- OBJECTIVE: In the listing below, locate the lines that hold the string "page". Copy those lines.

- RECORDS FOR THE TASK:

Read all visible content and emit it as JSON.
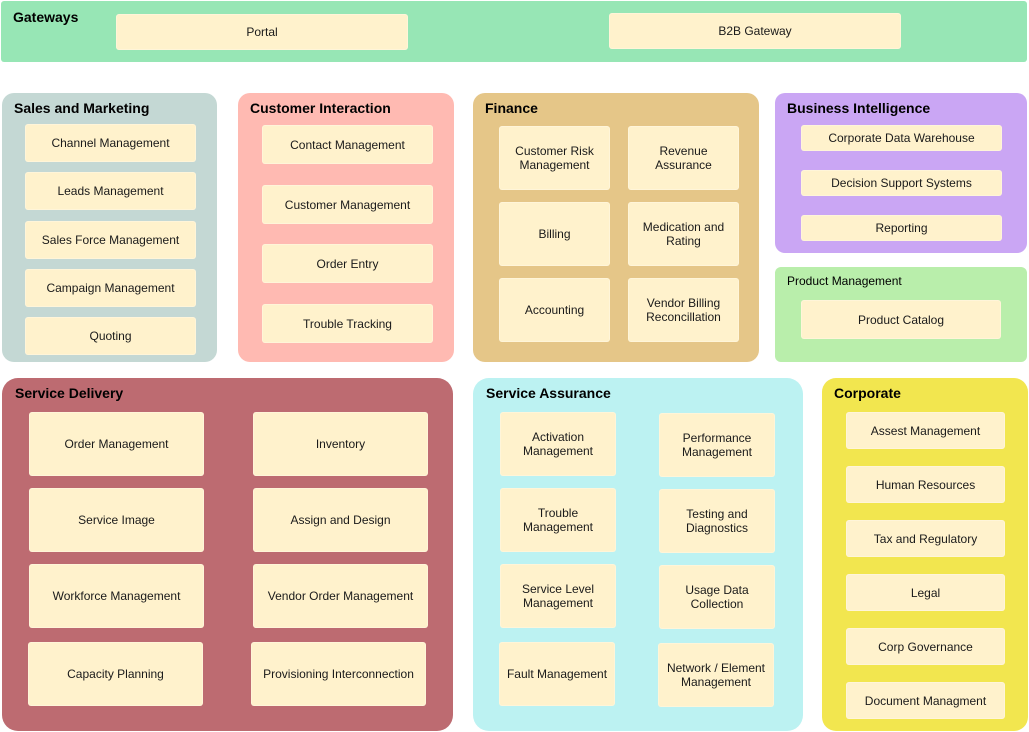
{
  "colors": {
    "box_fill": "#fff2cc",
    "gateways": "#97e6b5",
    "sales_marketing": "#c4d8d4",
    "customer_interaction": "#ffbab2",
    "finance": "#e5c688",
    "business_intelligence": "#caa6f4",
    "product_management": "#b9eeab",
    "service_delivery": "#bd6b71",
    "service_assurance": "#bcf2f2",
    "corporate": "#f2e64f"
  },
  "gateways": {
    "title": "Gateways",
    "items": [
      "Portal",
      "B2B Gateway"
    ]
  },
  "sales_marketing": {
    "title": "Sales and Marketing",
    "items": [
      "Channel Management",
      "Leads Management",
      "Sales Force Management",
      "Campaign Management",
      "Quoting"
    ]
  },
  "customer_interaction": {
    "title": "Customer Interaction",
    "items": [
      "Contact Management",
      "Customer Management",
      "Order Entry",
      "Trouble Tracking"
    ]
  },
  "finance": {
    "title": "Finance",
    "items": [
      "Customer Risk Management",
      "Revenue Assurance",
      "Billing",
      "Medication and Rating",
      "Accounting",
      "Vendor Billing Reconcillation"
    ]
  },
  "business_intelligence": {
    "title": "Business Intelligence",
    "items": [
      "Corporate Data Warehouse",
      "Decision Support Systems",
      "Reporting"
    ]
  },
  "product_management": {
    "title": "Product Management",
    "items": [
      "Product Catalog"
    ]
  },
  "service_delivery": {
    "title": "Service Delivery",
    "items": [
      "Order Management",
      "Inventory",
      "Service Image",
      "Assign and Design",
      "Workforce Management",
      "Vendor Order Management",
      "Capacity Planning",
      "Provisioning Interconnection"
    ]
  },
  "service_assurance": {
    "title": "Service Assurance",
    "items": [
      "Activation Management",
      "Performance Management",
      "Trouble Management",
      "Testing and Diagnostics",
      "Service Level Management",
      "Usage Data Collection",
      "Fault Management",
      "Network / Element Management"
    ]
  },
  "corporate": {
    "title": "Corporate",
    "items": [
      "Assest Management",
      "Human Resources",
      "Tax and Regulatory",
      "Legal",
      "Corp Governance",
      "Document Managment"
    ]
  }
}
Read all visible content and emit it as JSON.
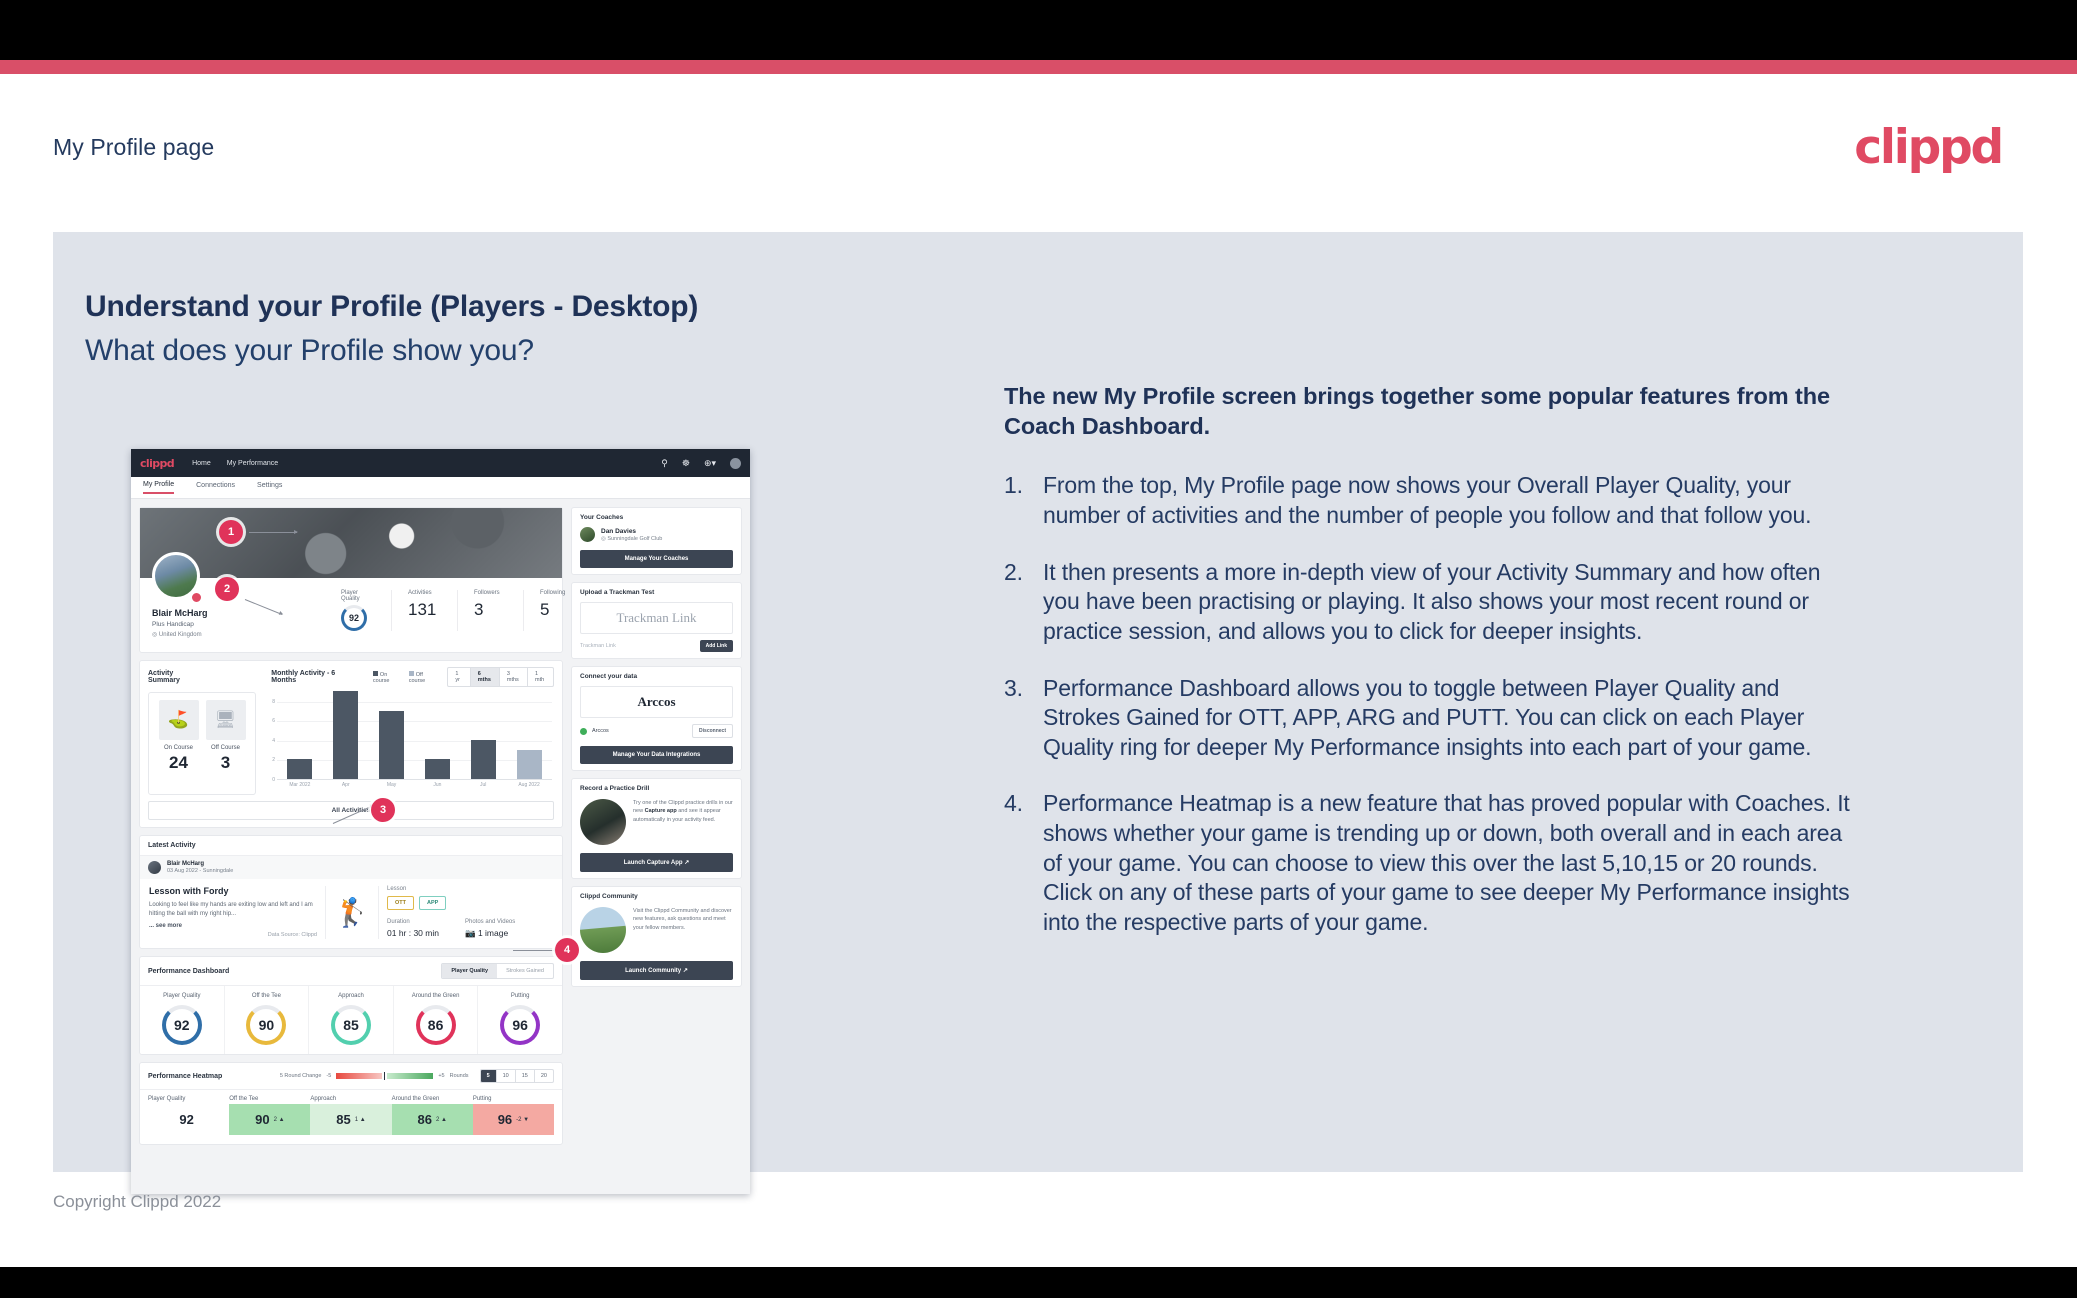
{
  "deck": {
    "header_title": "My Profile page",
    "logo": "clippd",
    "footer": "Copyright Clippd 2022",
    "accent_color": "#d94f68",
    "panel_color": "#dfe3ea"
  },
  "slide": {
    "heading": "Understand your Profile (Players - Desktop)",
    "subheading": "What does your Profile show you?",
    "lede": "The new My Profile screen brings together some popular features from the Coach Dashboard.",
    "points": [
      {
        "num": "1.",
        "text": "From the top, My Profile page now shows your Overall Player Quality, your number of activities and the number of people you follow and that follow you."
      },
      {
        "num": "2.",
        "text": "It then presents a more in-depth view of your Activity Summary and how often you have been practising or playing. It also shows your most recent round or practice session, and allows you to click for deeper insights."
      },
      {
        "num": "3.",
        "text": "Performance Dashboard allows you to toggle between Player Quality and Strokes Gained for OTT, APP, ARG and PUTT. You can click on each Player Quality ring for deeper My Performance insights into each part of your game."
      },
      {
        "num": "4.",
        "text": "Performance Heatmap is a new feature that has proved popular with Coaches. It shows whether your game is trending up or down, both overall and in each area of your game. You can choose to view this over the last 5,10,15 or 20 rounds. Click on any of these parts of your game to see deeper My Performance insights into the respective parts of your game."
      }
    ],
    "callouts": [
      "1",
      "2",
      "3",
      "4"
    ]
  },
  "mockup": {
    "topnav": {
      "brand": "clippd",
      "links": [
        "Home",
        "My Performance"
      ],
      "icons": [
        "search-icon",
        "community-icon",
        "add-icon",
        "avatar-icon"
      ]
    },
    "tabs": [
      {
        "label": "My Profile",
        "active": true
      },
      {
        "label": "Connections",
        "active": false
      },
      {
        "label": "Settings",
        "active": false
      }
    ],
    "profile": {
      "name": "Blair McHarg",
      "handicap": "Plus Handicap",
      "location": "United Kingdom",
      "stats": [
        {
          "label": "Player Quality",
          "value": "92",
          "type": "ring"
        },
        {
          "label": "Activities",
          "value": "131",
          "type": "number"
        },
        {
          "label": "Followers",
          "value": "3",
          "type": "number"
        },
        {
          "label": "Following",
          "value": "5",
          "type": "number"
        }
      ]
    },
    "activity_summary": {
      "title": "Activity Summary",
      "chart_title": "Monthly Activity - 6 Months",
      "legend": [
        "On course",
        "Off course"
      ],
      "ranges": [
        {
          "label": "1 yr",
          "active": false
        },
        {
          "label": "6 mths",
          "active": true
        },
        {
          "label": "3 mths",
          "active": false
        },
        {
          "label": "1 mth",
          "active": false
        }
      ],
      "tiles": [
        {
          "label": "On Course",
          "value": "24",
          "icon": "golf-flag-icon"
        },
        {
          "label": "Off Course",
          "value": "3",
          "icon": "monitor-icon"
        }
      ],
      "all_activities_label": "All Activities"
    },
    "latest_activity": {
      "title": "Latest Activity",
      "user": "Blair McHarg",
      "meta": "03 Aug 2022 - Sunningdale",
      "headline": "Lesson with Fordy",
      "description": "Looking to feel like my hands are exiting low and left and I am hitting the ball with my right hip...",
      "see_more": "... see more",
      "data_source": "Data Source: Clippd",
      "type_label": "Lesson",
      "chips": [
        "OTT",
        "APP"
      ],
      "duration_label": "Duration",
      "duration_value": "01 hr : 30 min",
      "media_label": "Photos and Videos",
      "media_value": "1 image"
    },
    "performance_dashboard": {
      "title": "Performance Dashboard",
      "toggle": [
        {
          "label": "Player Quality",
          "active": true
        },
        {
          "label": "Strokes Gained",
          "active": false
        }
      ],
      "rings": [
        {
          "label": "Player Quality",
          "value": "92",
          "color": "#2f6ea8"
        },
        {
          "label": "Off the Tee",
          "value": "90",
          "color": "#e8b93c"
        },
        {
          "label": "Approach",
          "value": "85",
          "color": "#52cfae"
        },
        {
          "label": "Around the Green",
          "value": "86",
          "color": "#e0335a"
        },
        {
          "label": "Putting",
          "value": "96",
          "color": "#9334c6"
        }
      ]
    },
    "performance_heatmap": {
      "title": "Performance Heatmap",
      "scale_label": "5 Round Change",
      "scale_min": "-5",
      "scale_max": "+5",
      "rounds_label": "Rounds",
      "rounds": [
        {
          "label": "5",
          "active": true
        },
        {
          "label": "10",
          "active": false
        },
        {
          "label": "15",
          "active": false
        },
        {
          "label": "20",
          "active": false
        }
      ],
      "cells": [
        {
          "label": "Player Quality",
          "value": "92",
          "delta": "",
          "bg": "#ffffff"
        },
        {
          "label": "Off the Tee",
          "value": "90",
          "delta": "2 ▲",
          "bg": "#a6dfb0"
        },
        {
          "label": "Approach",
          "value": "85",
          "delta": "1 ▲",
          "bg": "#d9f0dc"
        },
        {
          "label": "Around the Green",
          "value": "86",
          "delta": "2 ▲",
          "bg": "#a6dfb0"
        },
        {
          "label": "Putting",
          "value": "96",
          "delta": "-2 ▼",
          "bg": "#f4a9a2"
        }
      ]
    },
    "sidebar": {
      "coaches": {
        "title": "Your Coaches",
        "coach_name": "Dan Davies",
        "coach_club": "Sunningdale Golf Club",
        "button": "Manage Your Coaches"
      },
      "trackman": {
        "title": "Upload a Trackman Test",
        "logo": "Trackman Link",
        "placeholder": "Trackman Link",
        "button": "Add Link"
      },
      "connect": {
        "title": "Connect your data",
        "logo": "Arccos",
        "source": "Arccos",
        "disconnect": "Disconnect",
        "button": "Manage Your Data Integrations"
      },
      "drill": {
        "title": "Record a Practice Drill",
        "text_1": "Try one of the Clippd practice drills in our new ",
        "text_bold": "Capture app",
        "text_2": " and see it appear automatically in your activity feed.",
        "button": "Launch Capture App"
      },
      "community": {
        "title": "Clippd Community",
        "text": "Visit the Clippd Community and discover new features, ask questions and meet your fellow members.",
        "button": "Launch Community"
      }
    }
  },
  "chart_data": {
    "type": "bar",
    "title": "Monthly Activity - 6 Months",
    "categories": [
      "Mar 2022",
      "Apr",
      "May",
      "Jun",
      "Jul",
      "Aug 2022"
    ],
    "values": [
      2,
      9,
      7,
      2,
      4,
      3
    ],
    "series": [
      {
        "name": "On course",
        "values": [
          2,
          9,
          7,
          2,
          4,
          0
        ],
        "color": "#4c5764"
      },
      {
        "name": "Off course",
        "values": [
          0,
          0,
          0,
          0,
          0,
          3
        ],
        "color": "#a9b6c6"
      }
    ],
    "xlabel": "",
    "ylabel": "",
    "ylim": [
      0,
      9
    ],
    "yticks": [
      0,
      2,
      4,
      6,
      8
    ],
    "grid": true,
    "legend": "top"
  }
}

- ANSWER BELOW:
    "header_title": "My Profile page",
        "text": "From the top, My Profile page now shows your Overall Player Quality, your number of activities and the number of people you follow and that follow you."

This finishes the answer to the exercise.